[Stored data entries]
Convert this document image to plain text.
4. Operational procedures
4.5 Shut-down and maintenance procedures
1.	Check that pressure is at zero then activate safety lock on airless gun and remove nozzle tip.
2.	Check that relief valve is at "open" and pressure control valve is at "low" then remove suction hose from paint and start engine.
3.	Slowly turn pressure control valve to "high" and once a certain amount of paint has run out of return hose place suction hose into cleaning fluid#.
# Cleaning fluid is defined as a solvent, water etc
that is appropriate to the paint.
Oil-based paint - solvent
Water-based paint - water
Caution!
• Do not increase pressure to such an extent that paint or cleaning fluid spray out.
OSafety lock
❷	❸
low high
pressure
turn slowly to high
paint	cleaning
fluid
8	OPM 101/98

**Problem details**
From the listing above, pick out each line where the word "high" appears.

**Correct response**
3.	Slowly turn pressure control valve to "high" and once a certain amount of paint has run out of return hose place suction hose into cleaning fluid#.
low high
turn slowly to high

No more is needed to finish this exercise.